__Your goal__
Copy out all lines that hold "JSON".

Stored records:

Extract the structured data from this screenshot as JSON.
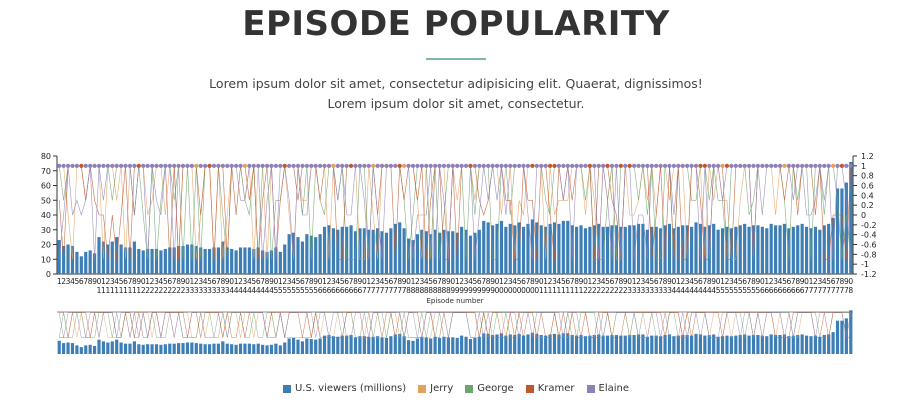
{
  "page": {
    "title": "EPISODE POPULARITY",
    "subtitle_line1": "Lorem ipsum dolor sit amet, consectetur adipisicing elit. Quaerat, dignissimos!",
    "subtitle_line2": "Lorem ipsum dolor sit amet, consectetur."
  },
  "colors": {
    "viewers": "#3d7fb5",
    "Jerry": "#e6a05e",
    "George": "#6ea56b",
    "Kramer": "#c0582e",
    "Elaine": "#8f80b8",
    "accent_rule": "#7fb8a8"
  },
  "legend": [
    {
      "label": "U.S. viewers (millions)",
      "color": "#3d7fb5"
    },
    {
      "label": "Jerry",
      "color": "#e6a05e"
    },
    {
      "label": "George",
      "color": "#6ea56b"
    },
    {
      "label": "Kramer",
      "color": "#c0582e"
    },
    {
      "label": "Elaine",
      "color": "#8f80b8"
    }
  ],
  "chart_data": {
    "type": "bar",
    "xlabel": "Episode number",
    "ylim": [
      0,
      80
    ],
    "y2lim": [
      -1.2,
      1.2
    ],
    "y_ticks": [
      0,
      10,
      20,
      30,
      40,
      50,
      60,
      70,
      80
    ],
    "y2_ticks": [
      "-1.2",
      "-1",
      "-0.8",
      "-0.6",
      "-0.4",
      "-0.2",
      "0",
      "0.2",
      "0.4",
      "0.6",
      "0.8",
      "1",
      "1.2"
    ],
    "episode_count": 180,
    "viewers": [
      23,
      19,
      20,
      19,
      15,
      12,
      15,
      16,
      14,
      25,
      22,
      20,
      22,
      25,
      20,
      18,
      18,
      22,
      17,
      16,
      17,
      17,
      17,
      16,
      17,
      18,
      18,
      19,
      19,
      20,
      20,
      19,
      18,
      17,
      17,
      18,
      18,
      22,
      18,
      17,
      16,
      18,
      18,
      18,
      17,
      18,
      16,
      15,
      16,
      18,
      15,
      20,
      27,
      28,
      25,
      22,
      27,
      26,
      25,
      27,
      32,
      33,
      31,
      30,
      32,
      32,
      33,
      29,
      31,
      31,
      30,
      30,
      31,
      29,
      28,
      31,
      34,
      35,
      31,
      24,
      23,
      27,
      30,
      29,
      27,
      30,
      28,
      30,
      29,
      29,
      28,
      32,
      30,
      26,
      28,
      30,
      36,
      35,
      33,
      34,
      36,
      32,
      34,
      33,
      35,
      32,
      34,
      37,
      35,
      33,
      32,
      34,
      35,
      34,
      36,
      36,
      33,
      32,
      33,
      31,
      32,
      33,
      34,
      32,
      32,
      33,
      33,
      32,
      32,
      33,
      33,
      34,
      34,
      30,
      32,
      32,
      31,
      33,
      34,
      31,
      32,
      33,
      33,
      32,
      35,
      34,
      32,
      33,
      34,
      30,
      31,
      32,
      31,
      32,
      33,
      34,
      32,
      33,
      33,
      32,
      31,
      34,
      33,
      33,
      34,
      31,
      32,
      33,
      34,
      32,
      31,
      32,
      30,
      33,
      34,
      38,
      58,
      58,
      62,
      76
    ],
    "sentiment_legend": [
      "Jerry",
      "George",
      "Kramer",
      "Elaine"
    ]
  }
}
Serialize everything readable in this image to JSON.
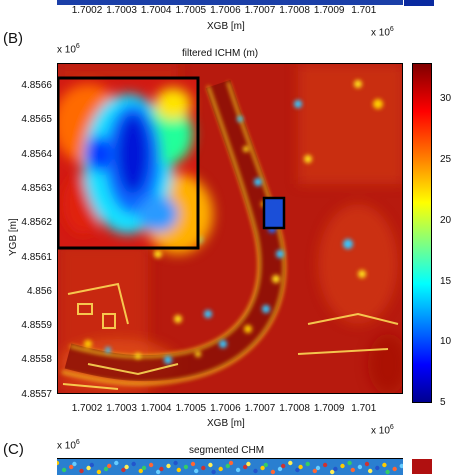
{
  "top_panel": {
    "x_ticks": [
      "1.7002",
      "1.7003",
      "1.7004",
      "1.7005",
      "1.7006",
      "1.7007",
      "1.7008",
      "1.7009",
      "1.701"
    ],
    "x_label": "XGB [m]",
    "x_scale": "x 10",
    "x_scale_exp": "6"
  },
  "panel_b": {
    "letter": "(B)",
    "title": "filtered ICHM (m)",
    "y_scale": "x 10",
    "y_scale_exp": "6",
    "y_label": "YGB [m]",
    "y_ticks": [
      "4.8566",
      "4.8565",
      "4.8564",
      "4.8563",
      "4.8562",
      "4.8561",
      "4.856",
      "4.8559",
      "4.8558",
      "4.8557"
    ],
    "x_ticks": [
      "1.7002",
      "1.7003",
      "1.7004",
      "1.7005",
      "1.7006",
      "1.7007",
      "1.7008",
      "1.7009",
      "1.701"
    ],
    "x_label": "XGB [m]",
    "x_scale": "x 10",
    "x_scale_exp": "6",
    "colorbar_ticks": [
      "30",
      "25",
      "20",
      "15",
      "10",
      "5"
    ],
    "colormap": "jet",
    "colorbar_range": [
      5,
      33
    ]
  },
  "panel_c": {
    "letter": "(C)",
    "title": "segmented CHM",
    "y_scale": "x 10",
    "y_scale_exp": "6"
  }
}
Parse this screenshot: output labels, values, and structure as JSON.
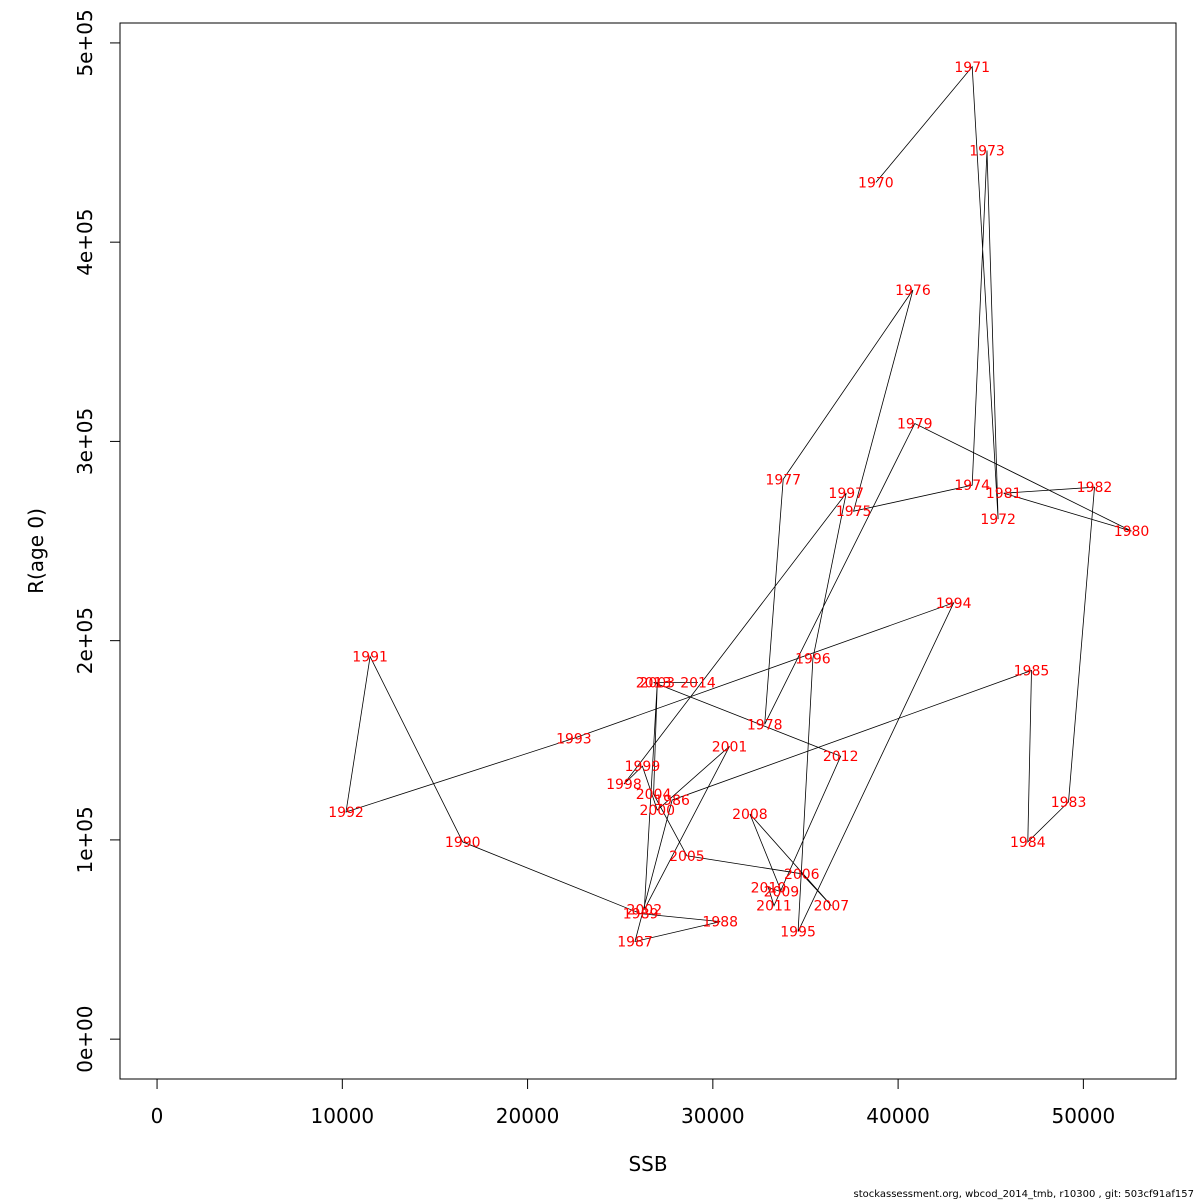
{
  "chart_data": {
    "type": "line",
    "xlabel": "SSB",
    "ylabel": "R(age 0)",
    "xlim": [
      -2000,
      55000
    ],
    "ylim": [
      -20000,
      510000
    ],
    "x_ticks": [
      {
        "value": 0,
        "label": "0"
      },
      {
        "value": 10000,
        "label": "10000"
      },
      {
        "value": 20000,
        "label": "20000"
      },
      {
        "value": 30000,
        "label": "30000"
      },
      {
        "value": 40000,
        "label": "40000"
      },
      {
        "value": 50000,
        "label": "50000"
      }
    ],
    "y_ticks": [
      {
        "value": 0,
        "label": "0e+00"
      },
      {
        "value": 100000,
        "label": "1e+05"
      },
      {
        "value": 200000,
        "label": "2e+05"
      },
      {
        "value": 300000,
        "label": "3e+05"
      },
      {
        "value": 400000,
        "label": "4e+05"
      },
      {
        "value": 500000,
        "label": "5e+05"
      }
    ],
    "grid": false,
    "line_color": "#000000",
    "label_color": "#ff0000",
    "points": [
      {
        "year": "1970",
        "x": 38800,
        "y": 430000
      },
      {
        "year": "1971",
        "x": 44000,
        "y": 488000
      },
      {
        "year": "1972",
        "x": 45400,
        "y": 261000
      },
      {
        "year": "1973",
        "x": 44800,
        "y": 446000
      },
      {
        "year": "1974",
        "x": 44000,
        "y": 278000
      },
      {
        "year": "1975",
        "x": 37600,
        "y": 265000
      },
      {
        "year": "1976",
        "x": 40800,
        "y": 376000
      },
      {
        "year": "1977",
        "x": 33800,
        "y": 281000
      },
      {
        "year": "1978",
        "x": 32800,
        "y": 158000
      },
      {
        "year": "1979",
        "x": 40900,
        "y": 309000
      },
      {
        "year": "1980",
        "x": 52600,
        "y": 255000
      },
      {
        "year": "1981",
        "x": 45700,
        "y": 274000
      },
      {
        "year": "1982",
        "x": 50600,
        "y": 277000
      },
      {
        "year": "1983",
        "x": 49200,
        "y": 119000
      },
      {
        "year": "1984",
        "x": 47000,
        "y": 99000
      },
      {
        "year": "1985",
        "x": 47200,
        "y": 185000
      },
      {
        "year": "1986",
        "x": 27800,
        "y": 120000
      },
      {
        "year": "1987",
        "x": 25800,
        "y": 49000
      },
      {
        "year": "1988",
        "x": 30400,
        "y": 59000
      },
      {
        "year": "1989",
        "x": 26100,
        "y": 63000
      },
      {
        "year": "1990",
        "x": 16500,
        "y": 99000
      },
      {
        "year": "1991",
        "x": 11500,
        "y": 192000
      },
      {
        "year": "1992",
        "x": 10200,
        "y": 114000
      },
      {
        "year": "1993",
        "x": 22500,
        "y": 151000
      },
      {
        "year": "1994",
        "x": 43000,
        "y": 219000
      },
      {
        "year": "1995",
        "x": 34600,
        "y": 54000
      },
      {
        "year": "1996",
        "x": 35400,
        "y": 191000
      },
      {
        "year": "1997",
        "x": 37200,
        "y": 274000
      },
      {
        "year": "1998",
        "x": 25200,
        "y": 128000
      },
      {
        "year": "1999",
        "x": 26200,
        "y": 137000
      },
      {
        "year": "2000",
        "x": 27000,
        "y": 115000
      },
      {
        "year": "2001",
        "x": 30900,
        "y": 147000
      },
      {
        "year": "2002",
        "x": 26300,
        "y": 65000
      },
      {
        "year": "2003",
        "x": 27000,
        "y": 179000
      },
      {
        "year": "2004",
        "x": 26800,
        "y": 123000
      },
      {
        "year": "2005",
        "x": 28600,
        "y": 92000
      },
      {
        "year": "2006",
        "x": 34800,
        "y": 83000
      },
      {
        "year": "2007",
        "x": 36400,
        "y": 67000
      },
      {
        "year": "2008",
        "x": 32000,
        "y": 113000
      },
      {
        "year": "2009",
        "x": 33700,
        "y": 74000
      },
      {
        "year": "2010",
        "x": 33000,
        "y": 76000
      },
      {
        "year": "2011",
        "x": 33300,
        "y": 67000
      },
      {
        "year": "2012",
        "x": 36900,
        "y": 142000
      },
      {
        "year": "2013",
        "x": 26800,
        "y": 179000
      },
      {
        "year": "2014",
        "x": 29200,
        "y": 179000
      }
    ]
  },
  "footer": "stockassessment.org, wbcod_2014_tmb, r10300 , git: 503cf91af157"
}
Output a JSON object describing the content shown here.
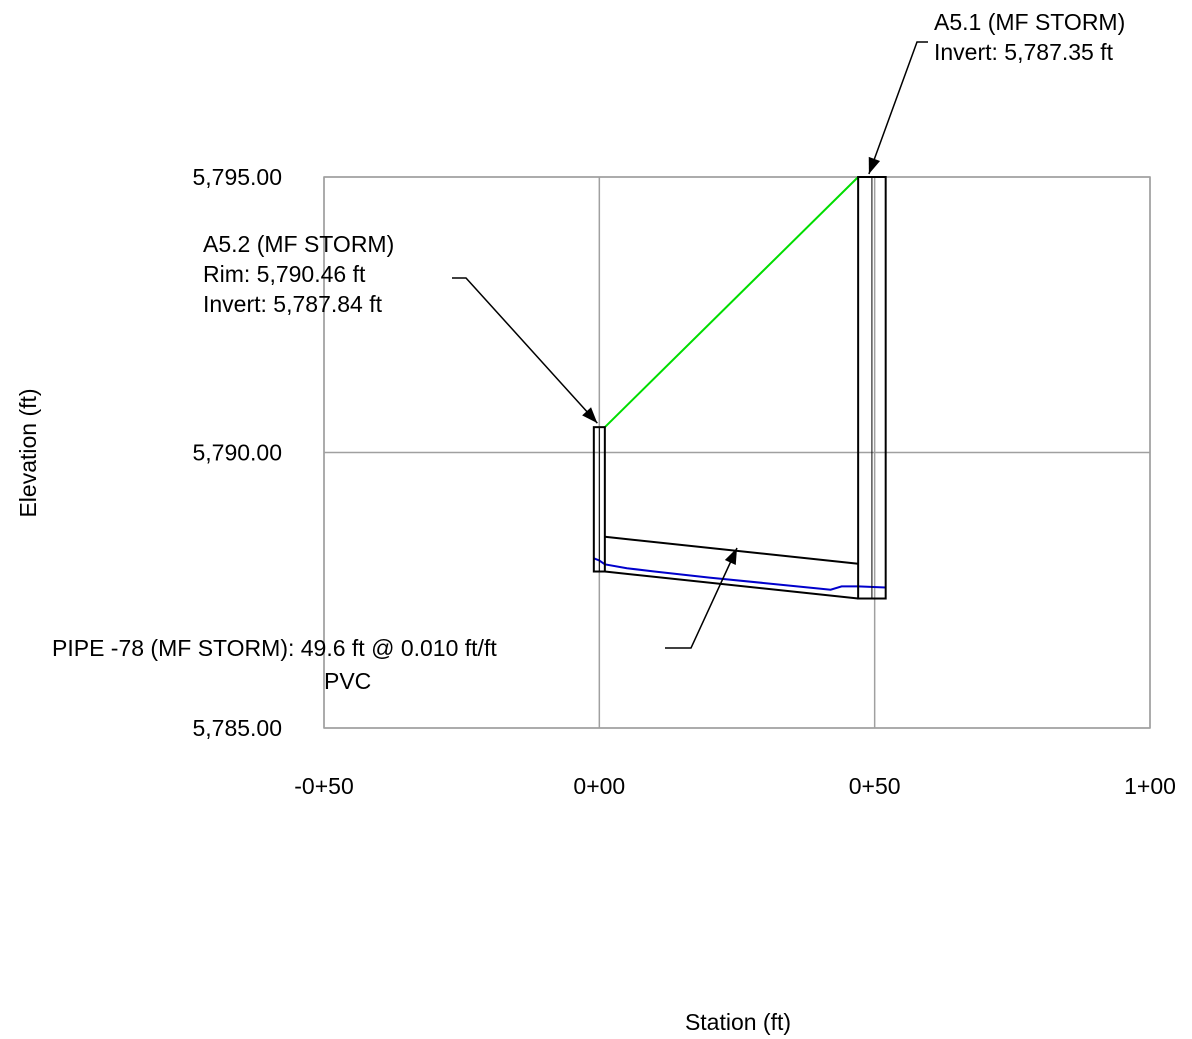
{
  "chart_data": {
    "type": "line",
    "title": "",
    "xlabel": "Station (ft)",
    "ylabel": "Elevation (ft)",
    "xlim": [
      -50,
      100
    ],
    "ylim": [
      5785.0,
      5795.0
    ],
    "x_ticks": [
      {
        "value": -50,
        "label": "-0+50"
      },
      {
        "value": 0,
        "label": "0+00"
      },
      {
        "value": 50,
        "label": "0+50"
      },
      {
        "value": 100,
        "label": "1+00"
      }
    ],
    "y_ticks": [
      {
        "value": 5795.0,
        "label": "5,795.00"
      },
      {
        "value": 5790.0,
        "label": "5,790.00"
      },
      {
        "value": 5785.0,
        "label": "5,785.00"
      }
    ],
    "grid": true,
    "structures": [
      {
        "name": "A5.2 (MF STORM)",
        "label_lines": [
          "A5.2 (MF STORM)",
          "Rim: 5,790.46 ft",
          "Invert: 5,787.84 ft"
        ],
        "station_left": -1.0,
        "station_right": 1.0,
        "rim": 5790.46,
        "bottom": 5787.84
      },
      {
        "name": "A5.1 (MF STORM)",
        "label_lines": [
          "A5.1 (MF STORM)",
          "Invert: 5,787.35 ft"
        ],
        "station_left": 47.0,
        "station_right": 52.0,
        "rim": 5795.0,
        "bottom": 5787.35
      }
    ],
    "pipe": {
      "label_lines": [
        "PIPE -78 (MF STORM): 49.6 ft @ 0.010 ft/ft",
        "PVC"
      ],
      "x_start": 1.0,
      "x_end": 47.0,
      "invert_start": 5787.84,
      "invert_end": 5787.35,
      "crown_start": 5788.47,
      "crown_end": 5787.98
    },
    "series": [
      {
        "name": "",
        "color": "#00dd00",
        "x": [
          1.0,
          47.0
        ],
        "y": [
          5790.46,
          5795.0
        ]
      },
      {
        "name": "",
        "color": "#0000cc",
        "x": [
          -1.0,
          0.0,
          1.0,
          5.0,
          10.0,
          20.0,
          30.0,
          40.0,
          42.0,
          44.0,
          47.0,
          52.0
        ],
        "y": [
          5788.08,
          5788.04,
          5787.97,
          5787.9,
          5787.84,
          5787.73,
          5787.63,
          5787.53,
          5787.51,
          5787.57,
          5787.57,
          5787.55
        ]
      }
    ]
  }
}
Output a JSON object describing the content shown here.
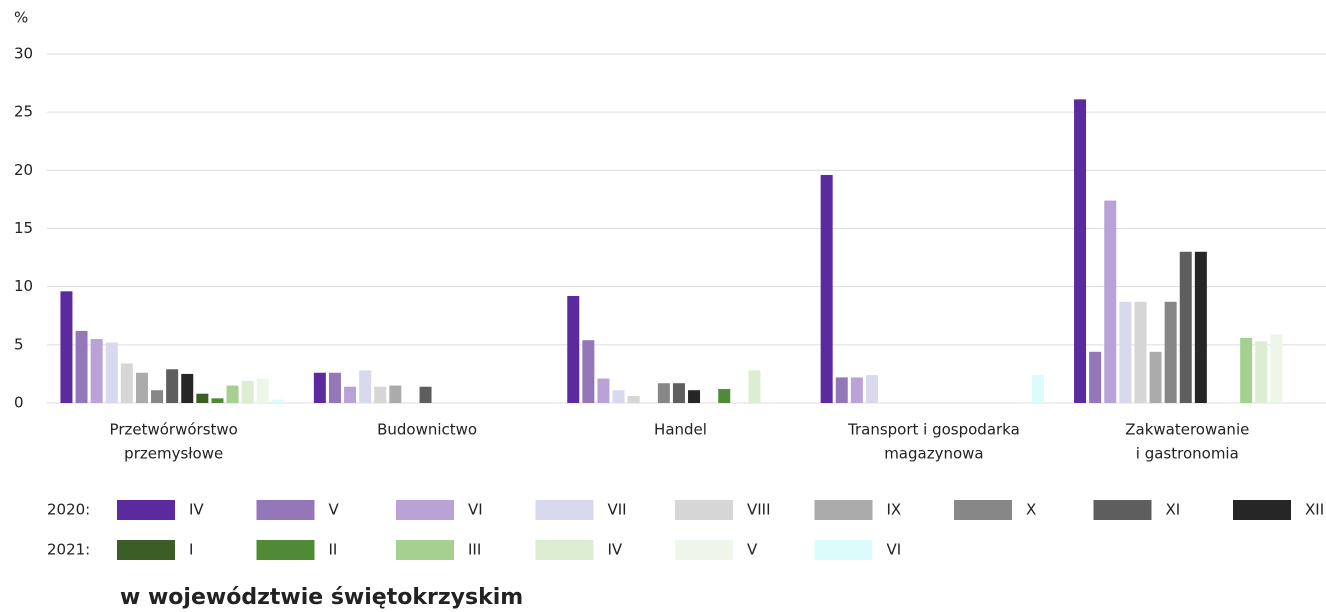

__Written solution__
Extract the structured data from this screenshot as JSON.
Serialize everything readable in this image to JSON.
Parse this screenshot: output labels, values, and structure as JSON.
Output a JSON object describing the content shown here.
Output a JSON object describing the content shown here.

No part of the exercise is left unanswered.